Requirements: Select the lines of the records containing the word "before" and list them.

Supplied information:
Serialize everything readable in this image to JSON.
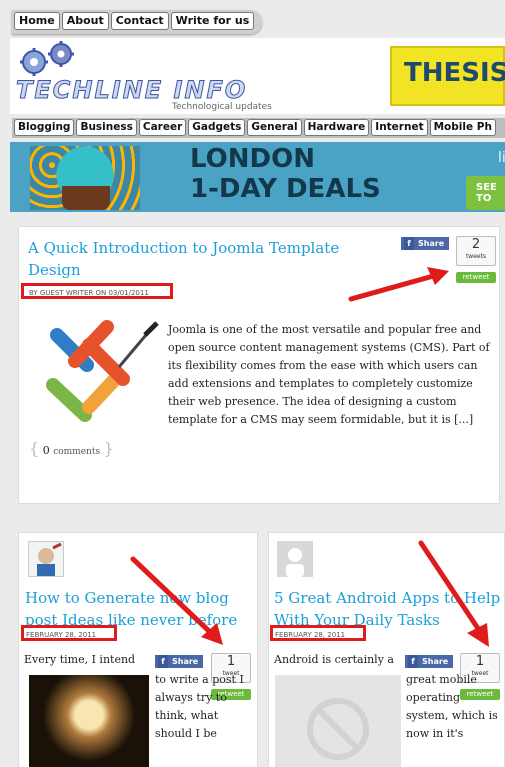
{
  "top_nav": [
    "Home",
    "About",
    "Contact",
    "Write for us"
  ],
  "logo": {
    "text": "TECHLINE INFO",
    "tagline": "Technological updates"
  },
  "header_ad": {
    "text": "THESIS"
  },
  "categories": [
    "Blogging",
    "Business",
    "Career",
    "Gadgets",
    "General",
    "Hardware",
    "Internet",
    "Mobile Ph"
  ],
  "banner": {
    "line1": "LONDON",
    "line2": "1-DAY DEALS",
    "side": "liv",
    "button": "SEE TO"
  },
  "posts": [
    {
      "title": "A Quick Introduction to Joomla Template Design",
      "meta": "by GUEST WRITER on 03/01/2011",
      "excerpt": "Joomla is one of the most versatile and popular free and open source content management systems (CMS). Part of its flexibility comes from the ease with which users can add extensions and templates to completely customize their web presence. The idea of designing a custom template for a CMS may seem formidable, but it is [...]",
      "share": "Share",
      "tweets": "2",
      "tweets_label": "tweets",
      "retweet": "retweet",
      "comments_count": "0",
      "comments_label": "comments"
    },
    {
      "title": "How to Generate new blog post Ideas like never before",
      "meta": "FEBRUARY 28, 2011",
      "excerpt_first": "Every time, I intend",
      "excerpt": "to write a post I always try to think, what should I be",
      "share": "Share",
      "tweets": "1",
      "tweets_label": "tweet",
      "retweet": "retweet"
    },
    {
      "title": "5 Great Android Apps to Help With Your Daily Tasks",
      "meta": "FEBRUARY 28, 2011",
      "excerpt_first": "Android is certainly a",
      "excerpt": "great mobile operating system, which is now in it's",
      "share": "Share",
      "tweets": "1",
      "tweets_label": "tweet",
      "retweet": "retweet"
    }
  ],
  "colors": {
    "link": "#1aa0d8",
    "annotation": "#e01b1b",
    "share": "#4a67a6",
    "retweet": "#6cba3b"
  }
}
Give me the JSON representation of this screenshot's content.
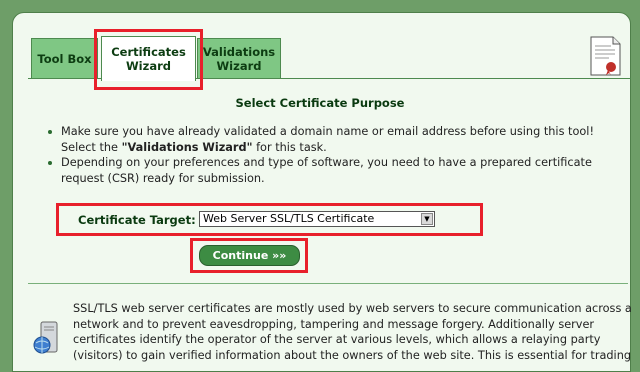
{
  "tabs": [
    {
      "label": "Tool Box"
    },
    {
      "label": "Certificates\nWizard"
    },
    {
      "label": "Validations\nWizard"
    }
  ],
  "icons": {
    "certificate": "certificate-document-icon",
    "server": "server-globe-icon"
  },
  "colors": {
    "background": "#6e9e68",
    "tab": "#7fc784",
    "button": "#3d8c43",
    "highlight": "#e8202b"
  },
  "page_title": "Select Certificate Purpose",
  "bullets": {
    "b1_pre": "Make sure you have already validated a domain name or email address before using this tool! Select the ",
    "b1_bold": "\"Validations Wizard\"",
    "b1_post": " for this task.",
    "b2": "Depending on your preferences and type of software, you need to have a prepared certificate request (CSR) ready for submission."
  },
  "form": {
    "target_label": "Certificate Target:",
    "target_value": "Web Server SSL/TLS Certificate",
    "continue_label": "Continue »»"
  },
  "description": "SSL/TLS web server certificates are mostly used by web servers to secure communication across a network and to prevent eavesdropping, tampering and message forgery. Additionally server certificates identify the operator of the server at various levels, which allows a relaying party (visitors) to gain verified information about the owners of the web site. This is essential for trading"
}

Exercise solution:
      "title": "How to Generate new blog post Ideas like never before",
    "b1_pre": "Make sure you have already validated a domain name or email address before using this tool! Select the ",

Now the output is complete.